__What is expected__. In the data that follows, count each line holding the string "Tasa"; answer with the number only.
•••
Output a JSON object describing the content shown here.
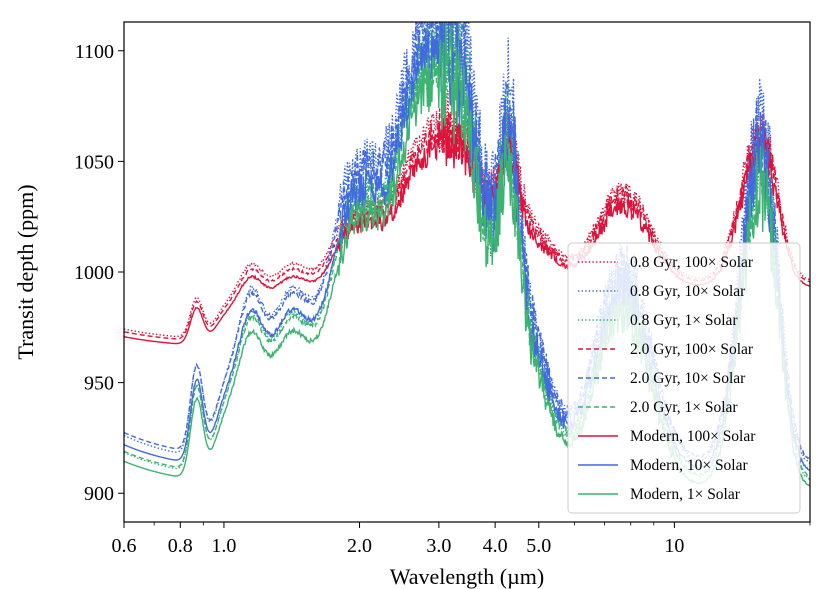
{
  "chart_data": {
    "type": "line",
    "title": "",
    "xlabel": "Wavelength (µm)",
    "ylabel": "Transit depth (ppm)",
    "xscale": "log",
    "xlim": [
      0.6,
      20.0
    ],
    "ylim": [
      887,
      1113
    ],
    "xticks": [
      0.6,
      0.8,
      1.0,
      2.0,
      3.0,
      4.0,
      5.0,
      10.0
    ],
    "xtick_labels": [
      "0.6",
      "0.8",
      "1.0",
      "2.0",
      "3.0",
      "4.0",
      "5.0",
      "10"
    ],
    "yticks": [
      900,
      950,
      1000,
      1050,
      1100
    ],
    "ytick_labels": [
      "900",
      "950",
      "1000",
      "1050",
      "1100"
    ],
    "grid": false,
    "legend_position": "lower-right",
    "colors": {
      "red": "#dc143c",
      "blue": "#4169e1",
      "green": "#3cb371"
    },
    "features": [
      {
        "c": 0.87,
        "w": 0.014,
        "a": 0.55,
        "sharp": true
      },
      {
        "c": 1.0,
        "w": 0.025,
        "a": 0.33
      },
      {
        "c": 1.14,
        "w": 0.03,
        "a": 0.9
      },
      {
        "c": 1.4,
        "w": 0.045,
        "a": 1.0
      },
      {
        "c": 1.85,
        "w": 0.05,
        "a": 1.1
      },
      {
        "c": 2.3,
        "w": 0.07,
        "a": 1.45
      },
      {
        "c": 2.7,
        "w": 0.04,
        "a": 1.0
      },
      {
        "c": 3.25,
        "w": 0.05,
        "a": 1.6
      },
      {
        "c": 3.6,
        "w": 0.09,
        "a": 1.05
      },
      {
        "c": 4.3,
        "w": 0.02,
        "a": 1.1,
        "sharp": true
      },
      {
        "c": 4.7,
        "w": 0.05,
        "a": 0.55
      },
      {
        "c": 7.7,
        "w": 0.06,
        "a": 1.25
      },
      {
        "c": 15.0,
        "w": 0.04,
        "a": 1.55,
        "sharp": true
      },
      {
        "c": 16.2,
        "w": 0.03,
        "a": 0.8
      }
    ],
    "series": [
      {
        "name": "0.8 Gyr, 100× Solar",
        "color": "red",
        "style": "dotted",
        "base": 968,
        "amp": 52,
        "slope": 0.12,
        "seed": 11
      },
      {
        "name": "0.8 Gyr, 10× Solar",
        "color": "blue",
        "style": "dotted",
        "base": 912,
        "amp": 118,
        "slope": 0.12,
        "seed": 12
      },
      {
        "name": "0.8 Gyr, 1× Solar",
        "color": "green",
        "style": "dotted",
        "base": 905,
        "amp": 112,
        "slope": 0.12,
        "seed": 13
      },
      {
        "name": "2.0 Gyr, 100× Solar",
        "color": "red",
        "style": "dashed",
        "base": 967,
        "amp": 50,
        "slope": 0.12,
        "seed": 21
      },
      {
        "name": "2.0 Gyr, 10× Solar",
        "color": "blue",
        "style": "dashed",
        "base": 914,
        "amp": 112,
        "slope": 0.12,
        "seed": 22
      },
      {
        "name": "2.0 Gyr, 1× Solar",
        "color": "green",
        "style": "dashed",
        "base": 906,
        "amp": 108,
        "slope": 0.12,
        "seed": 23
      },
      {
        "name": "Modern, 100× Solar",
        "color": "red",
        "style": "solid",
        "base": 965,
        "amp": 48,
        "slope": 0.12,
        "seed": 31
      },
      {
        "name": "Modern, 10× Solar",
        "color": "blue",
        "style": "solid",
        "base": 909,
        "amp": 108,
        "slope": 0.12,
        "seed": 32
      },
      {
        "name": "Modern, 1× Solar",
        "color": "green",
        "style": "solid",
        "base": 902,
        "amp": 104,
        "slope": 0.12,
        "seed": 33
      }
    ]
  }
}
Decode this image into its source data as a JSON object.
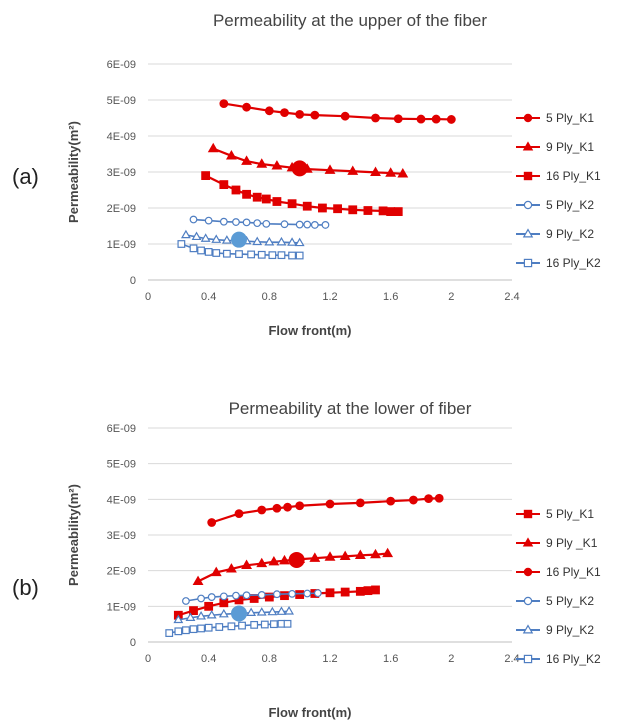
{
  "colors": {
    "red": "#e00000",
    "blue": "#4f7ec2",
    "gridline": "#d9d9d9",
    "highlight_red": "#e00000",
    "highlight_blue": "#5b9bd5"
  },
  "chart_data": [
    {
      "type": "line",
      "panel_label": "(a)",
      "title": "Permeability  at the upper of the fiber",
      "xlabel": "Flow front(m)",
      "ylabel": "Permeability(m²)",
      "xlim": [
        0,
        2.4
      ],
      "ylim": [
        0,
        6e-09
      ],
      "x_ticks": [
        "0",
        "0.4",
        "0.8",
        "1.2",
        "1.6",
        "2",
        "2.4"
      ],
      "y_ticks": [
        "0",
        "1E-09",
        "2E-09",
        "3E-09",
        "4E-09",
        "5E-09",
        "6E-09"
      ],
      "grid": "horizontal",
      "legend_position": "right",
      "series": [
        {
          "name": "5 Ply_K1",
          "color": "red",
          "marker": "circle",
          "filled": true,
          "x": [
            0.5,
            0.65,
            0.8,
            0.9,
            1.0,
            1.1,
            1.3,
            1.5,
            1.65,
            1.8,
            1.9,
            2.0
          ],
          "y": [
            4.9e-09,
            4.8e-09,
            4.7e-09,
            4.65e-09,
            4.6e-09,
            4.58e-09,
            4.55e-09,
            4.5e-09,
            4.48e-09,
            4.47e-09,
            4.47e-09,
            4.46e-09
          ]
        },
        {
          "name": "9 Ply_K1",
          "color": "red",
          "marker": "triangle",
          "filled": true,
          "x": [
            0.43,
            0.55,
            0.65,
            0.75,
            0.85,
            0.95,
            1.05,
            1.2,
            1.35,
            1.5,
            1.6,
            1.68
          ],
          "y": [
            3.65e-09,
            3.45e-09,
            3.3e-09,
            3.22e-09,
            3.17e-09,
            3.12e-09,
            3.08e-09,
            3.05e-09,
            3.02e-09,
            2.99e-09,
            2.97e-09,
            2.95e-09
          ]
        },
        {
          "name": "16 Ply_K1",
          "color": "red",
          "marker": "square",
          "filled": true,
          "x": [
            0.38,
            0.5,
            0.58,
            0.65,
            0.72,
            0.78,
            0.85,
            0.95,
            1.05,
            1.15,
            1.25,
            1.35,
            1.45,
            1.55,
            1.6,
            1.65
          ],
          "y": [
            2.9e-09,
            2.65e-09,
            2.5e-09,
            2.38e-09,
            2.3e-09,
            2.25e-09,
            2.18e-09,
            2.12e-09,
            2.05e-09,
            2e-09,
            1.98e-09,
            1.95e-09,
            1.93e-09,
            1.92e-09,
            1.9e-09,
            1.9e-09
          ]
        },
        {
          "name": "5 Ply_K2",
          "color": "blue",
          "marker": "circle",
          "filled": false,
          "x": [
            0.3,
            0.4,
            0.5,
            0.58,
            0.65,
            0.72,
            0.78,
            0.9,
            1.0,
            1.05,
            1.1,
            1.17
          ],
          "y": [
            1.68e-09,
            1.65e-09,
            1.62e-09,
            1.61e-09,
            1.6e-09,
            1.58e-09,
            1.56e-09,
            1.55e-09,
            1.54e-09,
            1.54e-09,
            1.53e-09,
            1.53e-09
          ]
        },
        {
          "name": "9 Ply_K2",
          "color": "blue",
          "marker": "triangle",
          "filled": false,
          "x": [
            0.25,
            0.32,
            0.38,
            0.45,
            0.52,
            0.65,
            0.72,
            0.8,
            0.88,
            0.95,
            1.0
          ],
          "y": [
            1.25e-09,
            1.2e-09,
            1.15e-09,
            1.12e-09,
            1.1e-09,
            1.08e-09,
            1.06e-09,
            1.05e-09,
            1.05e-09,
            1.04e-09,
            1.03e-09
          ]
        },
        {
          "name": "16 Ply_K2",
          "color": "blue",
          "marker": "square",
          "filled": false,
          "x": [
            0.22,
            0.3,
            0.35,
            0.4,
            0.45,
            0.52,
            0.6,
            0.68,
            0.75,
            0.82,
            0.88,
            0.95,
            1.0
          ],
          "y": [
            1e-09,
            8.8e-10,
            8.2e-10,
            7.8e-10,
            7.5e-10,
            7.3e-10,
            7.2e-10,
            7.1e-10,
            7e-10,
            6.9e-10,
            6.9e-10,
            6.8e-10,
            6.8e-10
          ]
        }
      ],
      "highlights": [
        {
          "x": 1.0,
          "y": 3.1e-09,
          "color": "highlight_red"
        },
        {
          "x": 0.6,
          "y": 1.12e-09,
          "color": "highlight_blue"
        }
      ]
    },
    {
      "type": "line",
      "panel_label": "(b)",
      "title": "Permeability  at the lower of fiber",
      "xlabel": "Flow front(m)",
      "ylabel": "Permeability(m²)",
      "xlim": [
        0,
        2.4
      ],
      "ylim": [
        0,
        6e-09
      ],
      "x_ticks": [
        "0",
        "0.4",
        "0.8",
        "1.2",
        "1.6",
        "2",
        "2.4"
      ],
      "y_ticks": [
        "0",
        "1E-09",
        "2E-09",
        "3E-09",
        "4E-09",
        "5E-09",
        "6E-09"
      ],
      "grid": "horizontal",
      "legend_position": "right",
      "series": [
        {
          "name": "5 Ply_K1",
          "color": "red",
          "marker": "square",
          "filled": true,
          "x": [
            0.2,
            0.3,
            0.4,
            0.5,
            0.6,
            0.7,
            0.8,
            0.9,
            1.0,
            1.1,
            1.2,
            1.3,
            1.4,
            1.45,
            1.5
          ],
          "y": [
            7.5e-10,
            8.8e-10,
            1e-09,
            1.1e-09,
            1.18e-09,
            1.22e-09,
            1.26e-09,
            1.3e-09,
            1.33e-09,
            1.36e-09,
            1.38e-09,
            1.4e-09,
            1.42e-09,
            1.44e-09,
            1.46e-09
          ]
        },
        {
          "name": "9 Ply _K1",
          "color": "red",
          "marker": "triangle",
          "filled": true,
          "x": [
            0.33,
            0.45,
            0.55,
            0.65,
            0.75,
            0.83,
            0.9,
            1.0,
            1.1,
            1.2,
            1.3,
            1.4,
            1.5,
            1.58
          ],
          "y": [
            1.7e-09,
            1.95e-09,
            2.05e-09,
            2.15e-09,
            2.2e-09,
            2.25e-09,
            2.28e-09,
            2.32e-09,
            2.35e-09,
            2.38e-09,
            2.4e-09,
            2.43e-09,
            2.45e-09,
            2.48e-09
          ]
        },
        {
          "name": "16 Ply_K1",
          "color": "red",
          "marker": "circle",
          "filled": true,
          "x": [
            0.42,
            0.6,
            0.75,
            0.85,
            0.92,
            1.0,
            1.2,
            1.4,
            1.6,
            1.75,
            1.85,
            1.92
          ],
          "y": [
            3.35e-09,
            3.6e-09,
            3.7e-09,
            3.75e-09,
            3.78e-09,
            3.82e-09,
            3.87e-09,
            3.9e-09,
            3.95e-09,
            3.98e-09,
            4.02e-09,
            4.03e-09
          ]
        },
        {
          "name": "5 Ply_K2",
          "color": "blue",
          "marker": "circle",
          "filled": false,
          "x": [
            0.25,
            0.35,
            0.42,
            0.5,
            0.58,
            0.65,
            0.75,
            0.85,
            0.95,
            1.05,
            1.12
          ],
          "y": [
            1.15e-09,
            1.22e-09,
            1.26e-09,
            1.28e-09,
            1.3e-09,
            1.31e-09,
            1.32e-09,
            1.34e-09,
            1.35e-09,
            1.36e-09,
            1.37e-09
          ]
        },
        {
          "name": "9 Ply_K2",
          "color": "blue",
          "marker": "triangle",
          "filled": false,
          "x": [
            0.2,
            0.28,
            0.35,
            0.42,
            0.5,
            0.6,
            0.68,
            0.75,
            0.82,
            0.88,
            0.93
          ],
          "y": [
            6.2e-10,
            6.8e-10,
            7.2e-10,
            7.5e-10,
            7.8e-10,
            8e-10,
            8.2e-10,
            8.3e-10,
            8.4e-10,
            8.5e-10,
            8.6e-10
          ]
        },
        {
          "name": "16 Ply_K2",
          "color": "blue",
          "marker": "square",
          "filled": false,
          "x": [
            0.14,
            0.2,
            0.25,
            0.3,
            0.35,
            0.4,
            0.47,
            0.55,
            0.62,
            0.7,
            0.77,
            0.83,
            0.88,
            0.92
          ],
          "y": [
            2.5e-10,
            3e-10,
            3.3e-10,
            3.6e-10,
            3.8e-10,
            4e-10,
            4.2e-10,
            4.4e-10,
            4.6e-10,
            4.8e-10,
            4.9e-10,
            5e-10,
            5.1e-10,
            5.1e-10
          ]
        }
      ],
      "highlights": [
        {
          "x": 0.98,
          "y": 2.3e-09,
          "color": "highlight_red"
        },
        {
          "x": 0.6,
          "y": 8e-10,
          "color": "highlight_blue"
        }
      ]
    }
  ]
}
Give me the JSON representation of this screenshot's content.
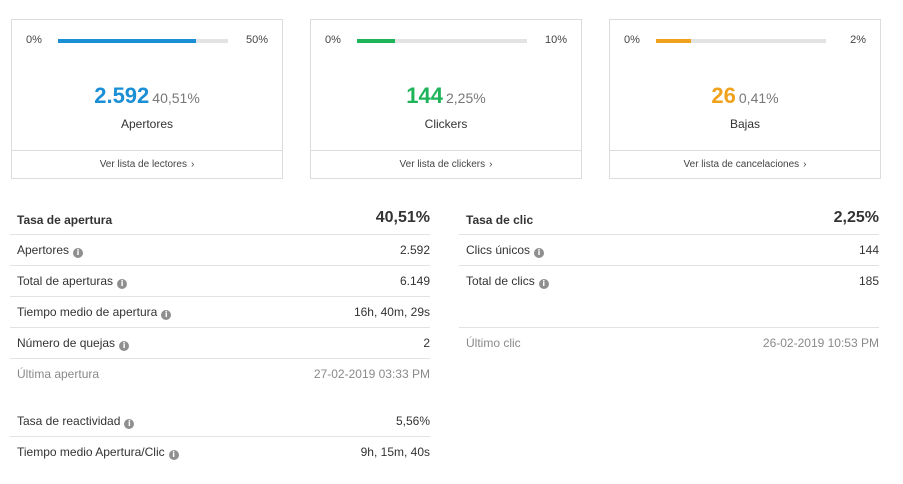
{
  "cards": [
    {
      "min": "0%",
      "max": "50%",
      "fill_fraction": 0.81,
      "color": "#1a8fd6",
      "value": "2.592",
      "percent": "40,51%",
      "label": "Apertores",
      "link": "Ver lista de lectores"
    },
    {
      "min": "0%",
      "max": "10%",
      "fill_fraction": 0.225,
      "color": "#1fb45a",
      "value": "144",
      "percent": "2,25%",
      "label": "Clickers",
      "link": "Ver lista de clickers"
    },
    {
      "min": "0%",
      "max": "2%",
      "fill_fraction": 0.205,
      "color": "#f0a21e",
      "value": "26",
      "percent": "0,41%",
      "label": "Bajas",
      "link": "Ver lista de cancelaciones"
    }
  ],
  "chevron": "›",
  "info_glyph": "i",
  "open_stats": {
    "title": "Tasa de apertura",
    "title_value": "40,51%",
    "rows": [
      {
        "label": "Apertores",
        "value": "2.592"
      },
      {
        "label": "Total de aperturas",
        "value": "6.149"
      },
      {
        "label": "Tiempo medio de apertura",
        "value": "16h, 40m, 29s"
      },
      {
        "label": "Número de quejas",
        "value": "2"
      }
    ],
    "last_label": "Última apertura",
    "last_value": "27-02-2019 03:33 PM",
    "extra_rows": [
      {
        "label": "Tasa de reactividad",
        "value": "5,56%"
      },
      {
        "label": "Tiempo medio Apertura/Clic",
        "value": "9h, 15m, 40s"
      }
    ]
  },
  "click_stats": {
    "title": "Tasa de clic",
    "title_value": "2,25%",
    "rows": [
      {
        "label": "Clics únicos",
        "value": "144"
      },
      {
        "label": "Total de clics",
        "value": "185"
      }
    ],
    "last_label": "Último clic",
    "last_value": "26-02-2019 10:53 PM"
  }
}
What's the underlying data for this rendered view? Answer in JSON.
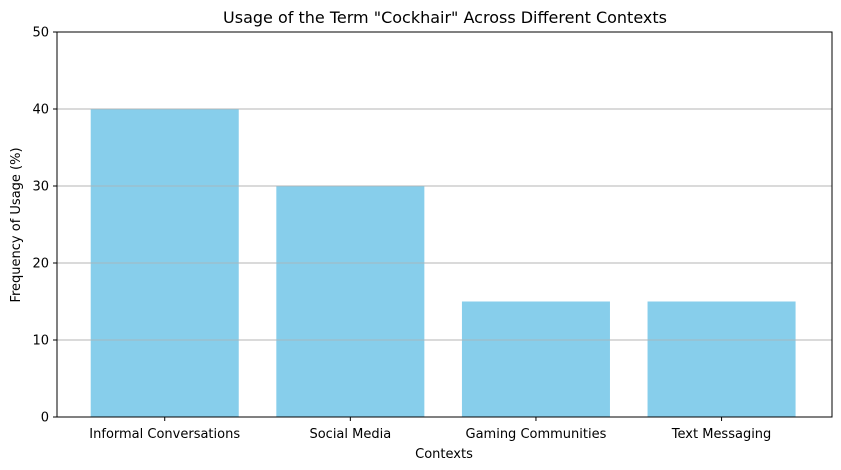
•••
__Complete answer__. 3